> **What to produce**: In the records below, work out how many lines hold the word "Evapotranspiration". Report the number alone.

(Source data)

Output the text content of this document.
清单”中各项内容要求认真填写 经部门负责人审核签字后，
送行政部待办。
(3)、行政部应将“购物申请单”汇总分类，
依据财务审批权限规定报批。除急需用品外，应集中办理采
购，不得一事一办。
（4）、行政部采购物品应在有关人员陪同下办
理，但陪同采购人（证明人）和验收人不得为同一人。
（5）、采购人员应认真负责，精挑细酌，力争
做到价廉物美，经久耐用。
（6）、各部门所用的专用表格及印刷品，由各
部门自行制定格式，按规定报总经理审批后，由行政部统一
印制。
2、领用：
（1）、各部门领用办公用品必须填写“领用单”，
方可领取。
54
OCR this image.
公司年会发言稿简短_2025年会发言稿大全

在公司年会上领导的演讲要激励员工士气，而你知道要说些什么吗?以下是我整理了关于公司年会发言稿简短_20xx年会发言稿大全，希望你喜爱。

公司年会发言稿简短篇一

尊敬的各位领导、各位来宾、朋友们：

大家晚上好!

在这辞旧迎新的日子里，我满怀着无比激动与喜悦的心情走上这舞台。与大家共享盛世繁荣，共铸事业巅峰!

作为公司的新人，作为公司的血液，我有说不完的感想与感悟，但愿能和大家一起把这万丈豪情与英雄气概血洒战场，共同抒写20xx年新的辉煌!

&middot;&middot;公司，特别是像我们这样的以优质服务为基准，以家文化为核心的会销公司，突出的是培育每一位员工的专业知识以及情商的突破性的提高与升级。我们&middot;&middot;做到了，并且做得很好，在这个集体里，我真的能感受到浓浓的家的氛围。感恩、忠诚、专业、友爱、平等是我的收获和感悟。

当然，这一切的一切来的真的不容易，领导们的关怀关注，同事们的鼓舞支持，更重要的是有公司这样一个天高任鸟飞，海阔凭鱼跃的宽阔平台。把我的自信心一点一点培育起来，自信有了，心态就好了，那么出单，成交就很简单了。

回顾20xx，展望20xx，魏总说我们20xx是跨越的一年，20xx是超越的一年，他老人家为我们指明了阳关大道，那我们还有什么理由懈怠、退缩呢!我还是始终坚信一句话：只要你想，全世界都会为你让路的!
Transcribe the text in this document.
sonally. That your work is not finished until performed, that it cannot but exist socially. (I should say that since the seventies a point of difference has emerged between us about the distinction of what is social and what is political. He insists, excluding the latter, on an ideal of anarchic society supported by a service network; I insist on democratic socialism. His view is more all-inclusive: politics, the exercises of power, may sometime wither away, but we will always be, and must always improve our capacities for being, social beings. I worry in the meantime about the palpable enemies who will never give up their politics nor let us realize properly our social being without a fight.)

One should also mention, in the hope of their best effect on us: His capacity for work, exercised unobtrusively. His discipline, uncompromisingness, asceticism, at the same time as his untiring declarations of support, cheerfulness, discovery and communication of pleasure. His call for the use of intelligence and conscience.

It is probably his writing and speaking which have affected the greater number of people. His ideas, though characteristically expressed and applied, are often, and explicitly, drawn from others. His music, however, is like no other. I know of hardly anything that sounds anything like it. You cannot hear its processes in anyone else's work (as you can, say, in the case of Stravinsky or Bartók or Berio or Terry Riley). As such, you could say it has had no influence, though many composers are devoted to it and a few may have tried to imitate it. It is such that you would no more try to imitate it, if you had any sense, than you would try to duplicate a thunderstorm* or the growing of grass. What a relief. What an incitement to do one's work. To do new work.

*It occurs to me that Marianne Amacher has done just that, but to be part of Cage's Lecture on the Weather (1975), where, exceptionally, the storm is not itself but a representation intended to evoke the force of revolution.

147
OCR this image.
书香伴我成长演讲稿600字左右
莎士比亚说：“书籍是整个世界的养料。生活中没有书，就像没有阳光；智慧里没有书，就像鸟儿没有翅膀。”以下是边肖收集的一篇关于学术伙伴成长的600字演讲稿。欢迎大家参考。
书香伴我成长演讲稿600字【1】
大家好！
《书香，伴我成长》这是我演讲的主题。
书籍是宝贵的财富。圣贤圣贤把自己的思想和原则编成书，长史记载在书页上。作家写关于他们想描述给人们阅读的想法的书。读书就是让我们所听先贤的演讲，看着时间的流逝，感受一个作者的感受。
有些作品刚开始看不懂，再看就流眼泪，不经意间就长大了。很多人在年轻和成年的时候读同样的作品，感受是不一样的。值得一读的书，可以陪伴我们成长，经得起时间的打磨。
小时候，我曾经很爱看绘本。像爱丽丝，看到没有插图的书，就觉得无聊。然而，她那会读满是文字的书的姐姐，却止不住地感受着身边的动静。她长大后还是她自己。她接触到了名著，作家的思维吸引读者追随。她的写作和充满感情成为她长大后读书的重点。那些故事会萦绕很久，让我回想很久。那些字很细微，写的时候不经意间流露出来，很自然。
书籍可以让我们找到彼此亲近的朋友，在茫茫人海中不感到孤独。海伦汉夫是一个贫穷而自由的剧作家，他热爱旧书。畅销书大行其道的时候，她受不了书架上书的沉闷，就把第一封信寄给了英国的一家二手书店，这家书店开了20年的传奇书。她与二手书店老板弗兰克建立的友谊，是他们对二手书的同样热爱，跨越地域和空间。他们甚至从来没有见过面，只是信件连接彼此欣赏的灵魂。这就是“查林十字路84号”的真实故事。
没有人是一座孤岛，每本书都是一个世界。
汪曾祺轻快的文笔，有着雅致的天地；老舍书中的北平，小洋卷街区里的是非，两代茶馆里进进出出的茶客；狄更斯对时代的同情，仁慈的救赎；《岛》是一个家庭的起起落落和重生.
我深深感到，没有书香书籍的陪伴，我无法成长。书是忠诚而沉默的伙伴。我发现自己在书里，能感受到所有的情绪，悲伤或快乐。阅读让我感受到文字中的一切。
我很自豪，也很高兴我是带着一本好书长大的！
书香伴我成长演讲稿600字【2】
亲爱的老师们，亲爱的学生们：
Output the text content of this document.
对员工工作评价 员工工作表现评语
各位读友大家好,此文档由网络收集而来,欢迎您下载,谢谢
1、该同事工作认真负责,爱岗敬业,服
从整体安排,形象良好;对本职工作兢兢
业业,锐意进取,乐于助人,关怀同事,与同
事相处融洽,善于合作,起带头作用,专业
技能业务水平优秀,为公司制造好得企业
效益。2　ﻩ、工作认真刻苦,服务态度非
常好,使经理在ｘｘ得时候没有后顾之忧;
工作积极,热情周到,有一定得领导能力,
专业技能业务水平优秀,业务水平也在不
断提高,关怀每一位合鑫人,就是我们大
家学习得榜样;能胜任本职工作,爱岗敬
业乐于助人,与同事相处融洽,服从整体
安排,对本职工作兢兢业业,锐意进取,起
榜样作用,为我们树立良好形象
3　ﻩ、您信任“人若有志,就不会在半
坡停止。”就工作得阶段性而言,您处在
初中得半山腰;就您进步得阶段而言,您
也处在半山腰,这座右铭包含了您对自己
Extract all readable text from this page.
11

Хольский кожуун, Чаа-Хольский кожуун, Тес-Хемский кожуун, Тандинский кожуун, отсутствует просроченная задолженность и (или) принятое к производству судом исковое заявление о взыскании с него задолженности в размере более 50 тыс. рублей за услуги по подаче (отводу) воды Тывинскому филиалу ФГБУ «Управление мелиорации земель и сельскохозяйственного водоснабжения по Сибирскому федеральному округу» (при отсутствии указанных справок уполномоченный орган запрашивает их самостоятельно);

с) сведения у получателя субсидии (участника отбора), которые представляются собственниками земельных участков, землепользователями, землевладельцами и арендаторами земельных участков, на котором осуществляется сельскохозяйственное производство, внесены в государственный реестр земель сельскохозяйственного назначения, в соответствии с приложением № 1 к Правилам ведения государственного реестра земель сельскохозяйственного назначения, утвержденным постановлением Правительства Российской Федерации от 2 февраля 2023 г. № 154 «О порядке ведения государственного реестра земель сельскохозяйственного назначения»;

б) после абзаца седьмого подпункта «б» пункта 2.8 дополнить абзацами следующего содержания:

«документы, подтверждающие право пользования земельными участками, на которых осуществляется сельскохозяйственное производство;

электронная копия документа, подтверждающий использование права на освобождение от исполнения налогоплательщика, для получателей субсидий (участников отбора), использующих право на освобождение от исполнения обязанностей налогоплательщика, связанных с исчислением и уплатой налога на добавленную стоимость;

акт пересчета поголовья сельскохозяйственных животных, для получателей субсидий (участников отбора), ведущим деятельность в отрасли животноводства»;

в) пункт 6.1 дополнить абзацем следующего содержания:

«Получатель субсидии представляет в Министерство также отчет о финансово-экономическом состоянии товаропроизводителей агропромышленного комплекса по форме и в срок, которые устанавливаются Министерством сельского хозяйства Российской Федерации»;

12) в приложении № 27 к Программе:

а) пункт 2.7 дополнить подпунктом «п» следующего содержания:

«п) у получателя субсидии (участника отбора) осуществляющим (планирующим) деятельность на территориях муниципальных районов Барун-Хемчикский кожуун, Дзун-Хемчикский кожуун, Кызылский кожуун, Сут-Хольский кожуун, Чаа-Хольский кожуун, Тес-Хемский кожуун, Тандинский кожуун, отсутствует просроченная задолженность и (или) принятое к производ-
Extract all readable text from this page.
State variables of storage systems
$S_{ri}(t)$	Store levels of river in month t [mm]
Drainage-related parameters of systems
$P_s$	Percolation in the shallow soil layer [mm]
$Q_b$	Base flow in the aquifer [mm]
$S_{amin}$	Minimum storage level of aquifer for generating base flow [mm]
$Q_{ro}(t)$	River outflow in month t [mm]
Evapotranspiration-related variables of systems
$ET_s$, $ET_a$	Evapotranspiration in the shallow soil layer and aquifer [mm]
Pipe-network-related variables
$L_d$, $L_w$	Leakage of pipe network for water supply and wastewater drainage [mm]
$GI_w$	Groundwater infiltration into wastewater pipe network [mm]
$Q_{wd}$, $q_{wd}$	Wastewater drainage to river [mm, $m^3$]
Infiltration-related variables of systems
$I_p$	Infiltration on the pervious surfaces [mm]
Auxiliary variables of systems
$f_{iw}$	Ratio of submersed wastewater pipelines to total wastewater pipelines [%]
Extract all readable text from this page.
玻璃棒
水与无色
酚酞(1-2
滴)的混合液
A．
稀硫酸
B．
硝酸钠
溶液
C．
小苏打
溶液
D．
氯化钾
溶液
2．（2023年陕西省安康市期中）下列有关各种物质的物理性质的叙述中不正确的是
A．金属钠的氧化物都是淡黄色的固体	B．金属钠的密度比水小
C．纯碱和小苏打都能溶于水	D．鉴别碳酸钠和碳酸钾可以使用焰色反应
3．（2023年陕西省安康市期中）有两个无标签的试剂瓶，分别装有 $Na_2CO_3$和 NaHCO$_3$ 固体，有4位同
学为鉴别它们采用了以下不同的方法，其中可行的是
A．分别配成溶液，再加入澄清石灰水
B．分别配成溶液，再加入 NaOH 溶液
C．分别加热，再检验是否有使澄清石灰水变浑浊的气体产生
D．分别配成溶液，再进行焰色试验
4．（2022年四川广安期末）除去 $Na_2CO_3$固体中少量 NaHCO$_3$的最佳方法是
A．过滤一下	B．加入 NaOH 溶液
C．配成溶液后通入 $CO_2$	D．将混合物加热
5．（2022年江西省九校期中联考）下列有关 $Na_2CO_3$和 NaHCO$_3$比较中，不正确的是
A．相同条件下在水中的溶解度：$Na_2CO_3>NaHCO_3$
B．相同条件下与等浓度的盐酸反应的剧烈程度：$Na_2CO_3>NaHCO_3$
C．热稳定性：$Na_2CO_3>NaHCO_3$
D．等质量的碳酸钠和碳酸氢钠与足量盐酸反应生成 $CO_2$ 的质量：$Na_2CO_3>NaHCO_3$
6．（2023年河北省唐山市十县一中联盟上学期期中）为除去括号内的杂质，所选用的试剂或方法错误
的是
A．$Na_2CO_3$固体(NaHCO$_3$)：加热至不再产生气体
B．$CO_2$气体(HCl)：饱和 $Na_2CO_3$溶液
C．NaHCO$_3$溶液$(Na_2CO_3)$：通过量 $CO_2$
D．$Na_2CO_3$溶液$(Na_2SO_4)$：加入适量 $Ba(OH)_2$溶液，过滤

> **Result for this exercise**: 2